DATA TO PROCESS:
***

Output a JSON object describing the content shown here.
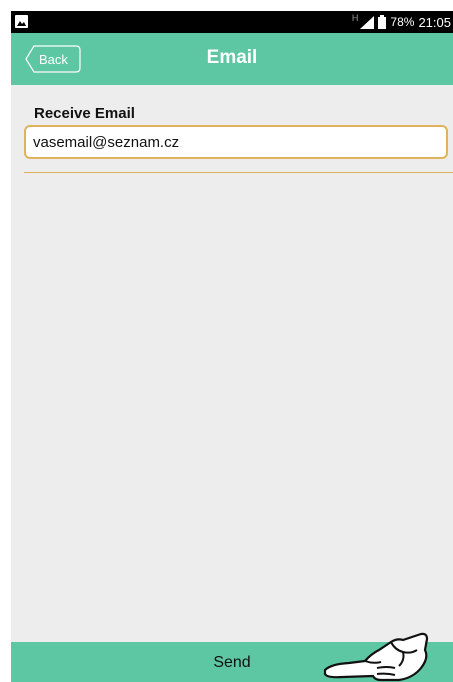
{
  "status_bar": {
    "network_indicator": "H",
    "battery_percent": "78%",
    "time": "21:05",
    "icons": [
      "image-icon",
      "signal-icon",
      "battery-icon"
    ]
  },
  "nav": {
    "back_label": "Back",
    "title": "Email"
  },
  "form": {
    "label": "Receive Email",
    "email_value": "vasemail@seznam.cz"
  },
  "footer": {
    "send_label": "Send",
    "pointer_icon": "pointing-hand-icon"
  },
  "colors": {
    "accent": "#5cc7a2",
    "field_border": "#e0b25a",
    "background": "#ededed",
    "status_bar": "#000000"
  }
}
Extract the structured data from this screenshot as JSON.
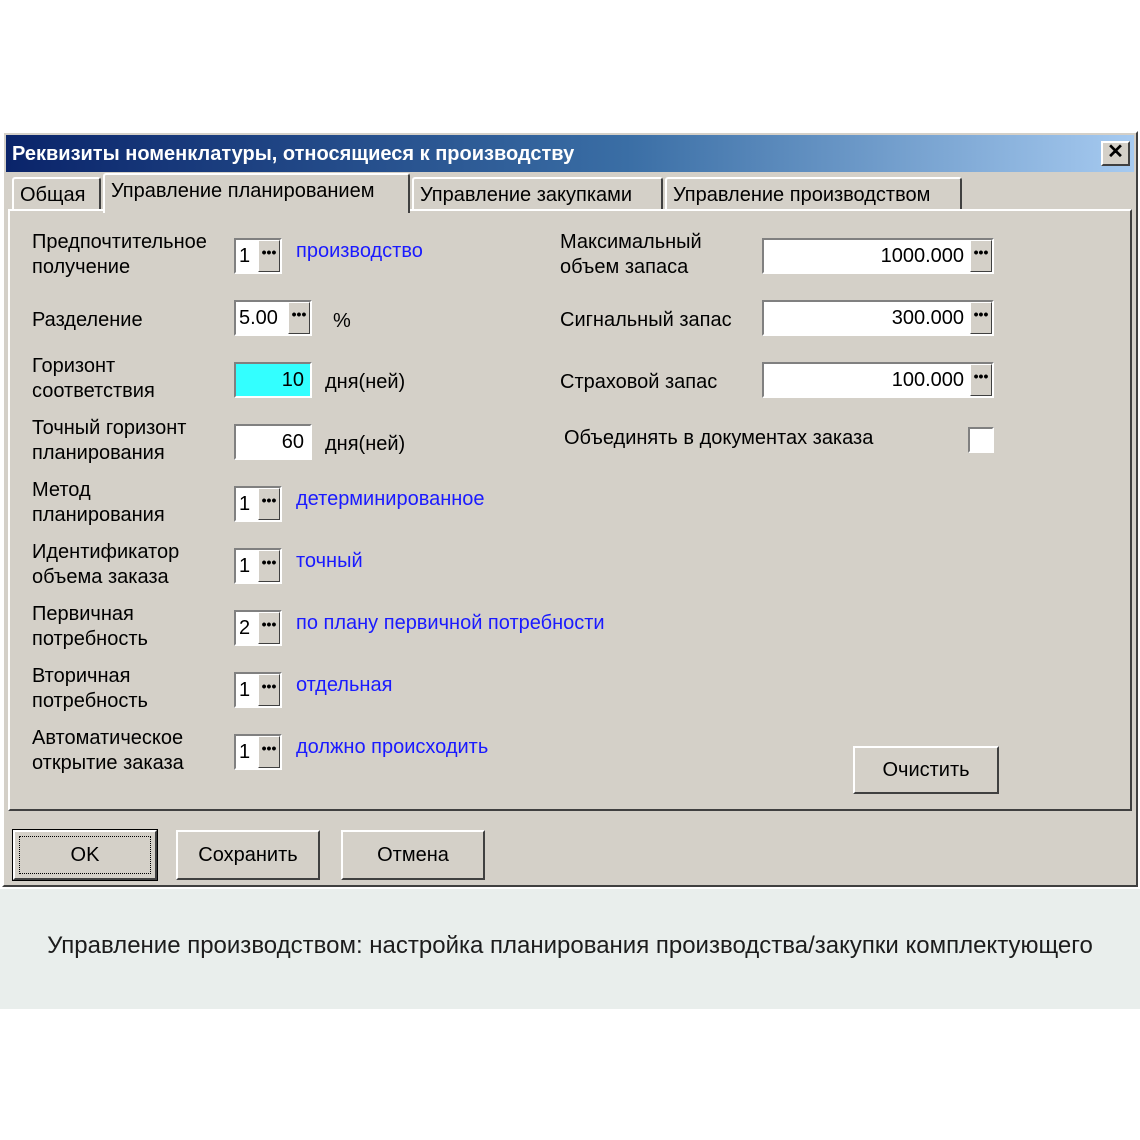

***

TASK TO COMPLETE:
Pictures in the records should not appear in your copy, but everything else must be transcribed exactly.

SOLUTION:
Output a JSON object describing the content shown here.
{
  "status_bar": {
    "network_indicator": "H",
    "battery_percent": "78%",
    "time": "21:05",
    "icons": [
      "image-icon",
      "signal-icon",
      "battery-icon"
    ]
  },
  "nav": {
    "back_label": "Back",
    "title": "Email"
  },
  "form": {
    "label": "Receive Email",
    "email_value": "vasemail@seznam.cz"
  },
  "footer": {
    "send_label": "Send",
    "pointer_icon": "pointing-hand-icon"
  },
  "colors": {
    "accent": "#5cc7a2",
    "field_border": "#e0b25a",
    "background": "#ededed",
    "status_bar": "#000000"
  }
}
Extract the structured data from this screenshot as JSON.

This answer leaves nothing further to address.